Google Chrome core 10sec freeze with 100 columns and ScrollX: true
Google Chrome core 10sec freeze with 100 columns and ScrollX: true
We are using DataTables for a table with lots of columns most of which are dynamically hidden on the client side.
This table after loading from server and rendering freezes browser for 10+ seconds. It happens after loading ajax, sizing columns and drawing the table events. During this time the whole page is not responding to any events. The DevTools profiler shows 100% CPU spent in the browser core, most likely no java script is working at the moment.
This happens on OS X to Google Chrome and Yandex Browser which is also chrome based. This does not happen to OS X Safari which is able to draw the table in a fraction of second.
While tracking down the problem I found out that it does not depend on number of rows. Zero rows with only a th gives almost the same freeze. Increasing column count prolongs the freeze significantly.
Helped to remove ScrollX: true and set it to false. After this the freeze has completely gone.
Answers
We're happy to take a look, but as per the forum rules, please link to a test case - a test case that replicates the issue will ensure you'll get a quick and accurate response. Information on how to create a test case (if you aren't able to link to the page you are working on) is available here.
Cheers,
Colin
Thank you for the response, I had time to build a test case:
https://jsfiddle.net/n9d7zLu8/3/
I use Chrome on a Mac and tried your test case. I didn't notice any problems. I have Chrome Version 81.0.4044.138 (Official Build) (64-bit) and Mac OSX version 10.15.4. What versions do you have?
Have you tried other machines?
Do you have problems running the test case you provided?
Kevin
Works for me too - Chrome on Fedora - I'm not seeing any performance issues. Do you have any extensions that could be affecting it? Maybe try running in incognito mode.
Colin
I had reports from collegues who experienced just the same problem and one collegue with MacBook Pro who doesn't.

▶ Requirement
Supply the next part of the forum thread about the Chrome freeze with 100 columns and ScrollX, starting after its final post. The listing is not needed for this.

Stored items from a collection
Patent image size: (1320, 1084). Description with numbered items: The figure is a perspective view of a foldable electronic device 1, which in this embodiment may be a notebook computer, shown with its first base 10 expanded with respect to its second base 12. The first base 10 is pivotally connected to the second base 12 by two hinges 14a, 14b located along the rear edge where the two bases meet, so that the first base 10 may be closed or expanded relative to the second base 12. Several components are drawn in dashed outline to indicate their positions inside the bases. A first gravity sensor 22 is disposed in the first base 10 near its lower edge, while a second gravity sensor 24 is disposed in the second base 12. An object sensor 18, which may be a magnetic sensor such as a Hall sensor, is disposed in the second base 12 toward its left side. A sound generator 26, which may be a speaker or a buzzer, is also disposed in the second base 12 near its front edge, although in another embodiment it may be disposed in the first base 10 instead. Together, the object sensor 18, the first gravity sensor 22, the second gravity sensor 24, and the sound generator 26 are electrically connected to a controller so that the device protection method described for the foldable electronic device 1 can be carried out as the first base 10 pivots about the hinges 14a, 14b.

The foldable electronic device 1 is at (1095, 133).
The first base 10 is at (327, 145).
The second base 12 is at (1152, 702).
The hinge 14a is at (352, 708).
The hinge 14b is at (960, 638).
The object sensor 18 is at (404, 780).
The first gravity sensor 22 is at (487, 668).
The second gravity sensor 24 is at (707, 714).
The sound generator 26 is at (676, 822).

▶ Answer
That could be extensions or monitor configuration. I have two monitors:
- Built in Retina display: resolution scaled one step to Larger Text from Default
- External DELL U2715H with Resolution default of display
I just tested with Google Chrome with all extensions disabled and cleared browsing data, the problem is still there:
https://yadi.sk/i/4TOye-PPjzryug
Here is a screencast
https://share.icloud.com/photos/0VHv78NeX7teAQpi-9_6zeqsw
The problem is there at least for a half a year - was reproducing over all versions of auto-updating browsers. Current Chrome is
Google Chrome 81.0.4044.138 (Official Build) (64-bit)
Revision 8c6c7ba89cc9453625af54f11fd83179e23450fa-refs/branch-heads/4044@{#999}
OS macOS Version 10.15.4 (Build 19E287)
JavaScript V8 8.1.307.32
Flash 32.0.0.371 /Users/fsromanenko/Library/Application Support/Google/Chrome/PepperFlash/32.0.0.371/PepperFlashPlayer.plugin
User Agent Mozilla/5.0 (Macintosh; Intel Mac OS X 10_15_4) AppleWebKit/537.36 (KHTML, like Gecko) Chrome/81.0.4044.138 Safari/537.36
I tried that Chrome version on Windows and again that worked fine. I'll see if we can find a MacOS environment to use.
Colin
I've just tried with that exact same build (81.0.4044.138) on MacOS 10.15.4 (3.1Ghz dual core i7) and it was near instant for me. I'm afraid I'm not seeing the delay that is present in the video you linked above.
There is no question that using
scrollX
will slow things down a lot - it requires a massive number more calculations, particularly if you have lots of columns. And its worse if you have lots of rows in the table.If you take a "CPU profile" during that 10 second period, does it show anything interesting? Send it over to me if you like and I'll take a look.